* GOAL OF THE EXERCISE: Find every line of the material below that contains the word "false", matching case exactly, and copy each of those lines.

* RECORD EXTRACTS:
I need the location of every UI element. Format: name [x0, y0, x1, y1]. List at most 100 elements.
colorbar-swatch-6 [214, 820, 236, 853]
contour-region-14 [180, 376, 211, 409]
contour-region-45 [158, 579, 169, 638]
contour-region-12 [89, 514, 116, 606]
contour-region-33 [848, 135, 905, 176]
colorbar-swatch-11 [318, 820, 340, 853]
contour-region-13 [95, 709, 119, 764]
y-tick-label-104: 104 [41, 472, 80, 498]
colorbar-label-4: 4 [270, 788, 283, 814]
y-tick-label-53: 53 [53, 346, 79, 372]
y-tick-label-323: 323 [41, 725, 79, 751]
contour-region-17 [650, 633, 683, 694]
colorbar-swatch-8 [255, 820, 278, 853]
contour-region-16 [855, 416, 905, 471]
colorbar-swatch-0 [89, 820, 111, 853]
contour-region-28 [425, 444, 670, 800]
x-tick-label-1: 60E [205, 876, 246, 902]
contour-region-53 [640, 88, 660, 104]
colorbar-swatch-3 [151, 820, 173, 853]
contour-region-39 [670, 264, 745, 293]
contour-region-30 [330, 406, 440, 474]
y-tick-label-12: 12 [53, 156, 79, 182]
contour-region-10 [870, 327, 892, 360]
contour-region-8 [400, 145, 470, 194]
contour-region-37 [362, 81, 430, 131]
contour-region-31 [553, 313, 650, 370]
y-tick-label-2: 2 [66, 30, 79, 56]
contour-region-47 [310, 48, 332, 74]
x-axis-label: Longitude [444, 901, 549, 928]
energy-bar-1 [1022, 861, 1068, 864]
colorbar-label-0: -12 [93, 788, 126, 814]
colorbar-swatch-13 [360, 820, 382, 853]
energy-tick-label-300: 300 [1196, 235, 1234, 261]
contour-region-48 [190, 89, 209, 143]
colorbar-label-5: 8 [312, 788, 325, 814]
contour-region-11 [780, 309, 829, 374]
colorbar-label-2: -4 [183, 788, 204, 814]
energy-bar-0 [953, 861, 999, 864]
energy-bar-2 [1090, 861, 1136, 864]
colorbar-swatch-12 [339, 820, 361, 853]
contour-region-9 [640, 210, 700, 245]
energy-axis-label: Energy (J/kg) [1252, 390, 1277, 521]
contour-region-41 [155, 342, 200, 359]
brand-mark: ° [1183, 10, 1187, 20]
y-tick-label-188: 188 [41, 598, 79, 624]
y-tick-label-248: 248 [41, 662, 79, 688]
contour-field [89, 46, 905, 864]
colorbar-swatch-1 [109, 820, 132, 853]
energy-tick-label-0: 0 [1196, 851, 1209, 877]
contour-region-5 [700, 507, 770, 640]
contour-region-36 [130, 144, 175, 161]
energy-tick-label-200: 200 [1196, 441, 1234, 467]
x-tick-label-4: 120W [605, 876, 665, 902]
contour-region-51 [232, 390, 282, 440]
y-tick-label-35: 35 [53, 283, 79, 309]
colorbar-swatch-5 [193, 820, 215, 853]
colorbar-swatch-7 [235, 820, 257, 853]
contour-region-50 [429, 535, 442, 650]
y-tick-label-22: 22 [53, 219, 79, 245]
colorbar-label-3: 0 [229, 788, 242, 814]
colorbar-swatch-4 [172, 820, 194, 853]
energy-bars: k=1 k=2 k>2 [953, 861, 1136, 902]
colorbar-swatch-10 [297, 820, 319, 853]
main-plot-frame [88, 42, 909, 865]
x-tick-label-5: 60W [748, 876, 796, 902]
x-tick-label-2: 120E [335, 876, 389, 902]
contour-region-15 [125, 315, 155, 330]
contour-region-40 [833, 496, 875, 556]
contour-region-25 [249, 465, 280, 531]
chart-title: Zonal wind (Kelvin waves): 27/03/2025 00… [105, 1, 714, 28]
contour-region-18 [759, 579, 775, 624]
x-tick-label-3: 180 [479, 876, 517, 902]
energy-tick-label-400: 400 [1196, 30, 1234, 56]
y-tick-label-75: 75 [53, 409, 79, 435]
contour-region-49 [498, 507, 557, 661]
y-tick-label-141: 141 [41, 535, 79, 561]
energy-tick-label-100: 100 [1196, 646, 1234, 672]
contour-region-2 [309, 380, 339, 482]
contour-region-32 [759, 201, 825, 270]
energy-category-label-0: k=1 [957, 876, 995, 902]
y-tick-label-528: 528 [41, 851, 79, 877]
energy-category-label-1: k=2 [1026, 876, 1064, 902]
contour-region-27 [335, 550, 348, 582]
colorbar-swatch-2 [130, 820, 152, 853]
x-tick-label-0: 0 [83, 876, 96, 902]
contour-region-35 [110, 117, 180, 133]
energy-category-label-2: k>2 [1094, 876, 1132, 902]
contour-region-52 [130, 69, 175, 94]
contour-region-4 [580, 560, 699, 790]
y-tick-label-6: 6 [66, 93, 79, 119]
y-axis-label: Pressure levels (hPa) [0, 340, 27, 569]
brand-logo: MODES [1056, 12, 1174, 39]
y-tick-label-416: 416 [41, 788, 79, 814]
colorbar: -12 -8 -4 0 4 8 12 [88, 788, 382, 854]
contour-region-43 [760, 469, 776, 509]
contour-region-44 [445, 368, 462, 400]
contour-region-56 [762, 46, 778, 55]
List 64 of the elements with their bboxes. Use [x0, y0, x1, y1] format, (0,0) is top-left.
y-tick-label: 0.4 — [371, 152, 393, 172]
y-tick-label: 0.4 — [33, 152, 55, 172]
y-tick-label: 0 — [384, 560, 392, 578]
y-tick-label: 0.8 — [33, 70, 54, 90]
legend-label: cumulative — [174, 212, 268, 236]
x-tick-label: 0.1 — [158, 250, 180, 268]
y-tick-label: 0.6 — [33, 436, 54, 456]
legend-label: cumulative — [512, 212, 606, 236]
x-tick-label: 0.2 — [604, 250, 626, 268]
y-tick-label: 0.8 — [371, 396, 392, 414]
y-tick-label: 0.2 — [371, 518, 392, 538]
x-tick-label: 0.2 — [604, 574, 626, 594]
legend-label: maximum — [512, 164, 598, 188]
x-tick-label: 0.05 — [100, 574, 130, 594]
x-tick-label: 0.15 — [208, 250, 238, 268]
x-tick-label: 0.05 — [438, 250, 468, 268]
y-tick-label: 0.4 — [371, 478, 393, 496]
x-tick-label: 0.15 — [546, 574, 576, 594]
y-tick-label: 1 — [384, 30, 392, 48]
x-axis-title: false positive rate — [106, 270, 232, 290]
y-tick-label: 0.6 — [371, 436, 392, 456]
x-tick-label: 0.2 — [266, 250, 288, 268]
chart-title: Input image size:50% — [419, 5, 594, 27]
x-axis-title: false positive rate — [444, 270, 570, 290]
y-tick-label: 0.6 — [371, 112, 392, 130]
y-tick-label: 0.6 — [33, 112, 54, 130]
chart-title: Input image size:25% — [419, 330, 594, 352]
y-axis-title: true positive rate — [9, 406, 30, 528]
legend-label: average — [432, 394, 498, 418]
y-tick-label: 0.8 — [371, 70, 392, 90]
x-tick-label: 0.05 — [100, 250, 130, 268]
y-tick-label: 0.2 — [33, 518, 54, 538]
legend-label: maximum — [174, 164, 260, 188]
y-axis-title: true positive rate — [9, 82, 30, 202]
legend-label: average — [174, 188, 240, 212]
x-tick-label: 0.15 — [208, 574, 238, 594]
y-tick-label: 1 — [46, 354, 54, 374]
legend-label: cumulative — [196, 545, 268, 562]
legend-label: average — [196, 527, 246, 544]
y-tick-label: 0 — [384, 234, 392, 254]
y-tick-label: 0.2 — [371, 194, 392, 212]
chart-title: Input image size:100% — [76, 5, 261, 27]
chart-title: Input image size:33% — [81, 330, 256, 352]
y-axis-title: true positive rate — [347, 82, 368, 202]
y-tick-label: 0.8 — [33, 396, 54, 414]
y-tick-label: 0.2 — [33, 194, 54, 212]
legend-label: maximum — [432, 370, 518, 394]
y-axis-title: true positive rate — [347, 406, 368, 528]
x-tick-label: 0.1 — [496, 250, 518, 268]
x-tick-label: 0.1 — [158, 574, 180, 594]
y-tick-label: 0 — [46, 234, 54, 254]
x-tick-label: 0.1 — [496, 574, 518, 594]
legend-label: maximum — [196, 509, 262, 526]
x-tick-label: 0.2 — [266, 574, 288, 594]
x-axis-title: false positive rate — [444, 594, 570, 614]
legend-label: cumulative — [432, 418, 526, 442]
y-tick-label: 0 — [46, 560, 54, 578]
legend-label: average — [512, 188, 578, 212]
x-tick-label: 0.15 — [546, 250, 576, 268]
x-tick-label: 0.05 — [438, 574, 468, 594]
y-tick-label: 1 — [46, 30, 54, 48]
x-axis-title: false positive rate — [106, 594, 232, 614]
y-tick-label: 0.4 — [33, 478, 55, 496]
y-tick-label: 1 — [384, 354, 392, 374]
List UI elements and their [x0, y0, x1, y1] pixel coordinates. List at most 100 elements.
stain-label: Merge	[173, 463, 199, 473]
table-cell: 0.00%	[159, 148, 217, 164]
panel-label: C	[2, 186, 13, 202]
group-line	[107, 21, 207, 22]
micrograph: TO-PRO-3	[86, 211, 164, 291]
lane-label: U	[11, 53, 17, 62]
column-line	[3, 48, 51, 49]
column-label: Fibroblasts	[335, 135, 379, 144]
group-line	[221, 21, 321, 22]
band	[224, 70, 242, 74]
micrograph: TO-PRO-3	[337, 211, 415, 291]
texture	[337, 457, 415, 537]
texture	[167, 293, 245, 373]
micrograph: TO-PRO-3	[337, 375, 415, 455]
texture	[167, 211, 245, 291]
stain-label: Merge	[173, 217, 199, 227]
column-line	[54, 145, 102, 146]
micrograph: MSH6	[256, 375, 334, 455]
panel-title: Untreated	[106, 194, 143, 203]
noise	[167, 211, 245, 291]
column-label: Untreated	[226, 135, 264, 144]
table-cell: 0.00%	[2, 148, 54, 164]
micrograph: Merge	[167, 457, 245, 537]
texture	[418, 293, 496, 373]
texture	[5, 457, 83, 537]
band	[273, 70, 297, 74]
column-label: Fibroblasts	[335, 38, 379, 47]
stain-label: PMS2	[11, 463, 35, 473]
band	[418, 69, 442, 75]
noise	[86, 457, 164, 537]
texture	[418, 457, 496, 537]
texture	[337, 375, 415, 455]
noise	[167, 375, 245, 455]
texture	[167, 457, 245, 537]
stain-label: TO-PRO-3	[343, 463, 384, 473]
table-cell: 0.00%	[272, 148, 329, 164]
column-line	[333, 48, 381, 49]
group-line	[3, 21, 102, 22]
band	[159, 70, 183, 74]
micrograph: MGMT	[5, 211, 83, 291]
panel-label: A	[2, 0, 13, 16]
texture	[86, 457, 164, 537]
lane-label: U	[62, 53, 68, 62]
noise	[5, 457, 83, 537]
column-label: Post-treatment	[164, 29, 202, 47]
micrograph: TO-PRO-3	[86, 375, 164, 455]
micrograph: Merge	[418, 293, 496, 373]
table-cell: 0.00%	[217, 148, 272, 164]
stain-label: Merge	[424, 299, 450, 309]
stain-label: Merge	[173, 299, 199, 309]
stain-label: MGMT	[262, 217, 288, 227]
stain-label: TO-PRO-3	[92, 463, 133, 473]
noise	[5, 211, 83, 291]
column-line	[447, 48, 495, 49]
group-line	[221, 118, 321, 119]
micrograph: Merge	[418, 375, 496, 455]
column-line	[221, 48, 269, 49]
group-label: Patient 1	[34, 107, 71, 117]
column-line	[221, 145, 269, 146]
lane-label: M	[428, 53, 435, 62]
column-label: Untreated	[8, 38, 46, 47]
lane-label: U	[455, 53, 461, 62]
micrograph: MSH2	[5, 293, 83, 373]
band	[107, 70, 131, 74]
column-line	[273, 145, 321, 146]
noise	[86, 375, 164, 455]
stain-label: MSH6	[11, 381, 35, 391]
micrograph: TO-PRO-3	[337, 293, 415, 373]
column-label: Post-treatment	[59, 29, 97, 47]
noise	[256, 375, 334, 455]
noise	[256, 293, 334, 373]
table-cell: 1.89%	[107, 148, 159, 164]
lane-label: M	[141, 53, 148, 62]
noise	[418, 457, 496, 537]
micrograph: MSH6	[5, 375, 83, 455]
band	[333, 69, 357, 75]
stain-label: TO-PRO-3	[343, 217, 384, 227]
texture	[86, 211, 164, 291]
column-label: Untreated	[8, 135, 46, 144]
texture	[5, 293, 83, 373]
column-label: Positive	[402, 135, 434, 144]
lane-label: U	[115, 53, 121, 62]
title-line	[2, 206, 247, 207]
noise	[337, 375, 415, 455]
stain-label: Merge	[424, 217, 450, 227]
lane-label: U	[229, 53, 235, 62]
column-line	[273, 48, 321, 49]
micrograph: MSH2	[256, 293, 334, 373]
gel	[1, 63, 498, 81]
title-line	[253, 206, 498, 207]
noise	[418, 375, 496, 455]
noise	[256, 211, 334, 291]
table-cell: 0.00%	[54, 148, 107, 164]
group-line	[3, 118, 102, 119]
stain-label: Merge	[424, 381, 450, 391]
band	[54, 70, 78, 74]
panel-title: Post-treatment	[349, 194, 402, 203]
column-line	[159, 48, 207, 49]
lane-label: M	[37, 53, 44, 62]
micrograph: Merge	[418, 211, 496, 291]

* ANSWER IN FULL:
x-axis-title: false positive rate — [106, 270, 232, 290]
x-axis-title: false positive rate — [444, 270, 570, 290]
x-axis-title: false positive rate — [444, 594, 570, 614]
x-axis-title: false positive rate — [106, 594, 232, 614]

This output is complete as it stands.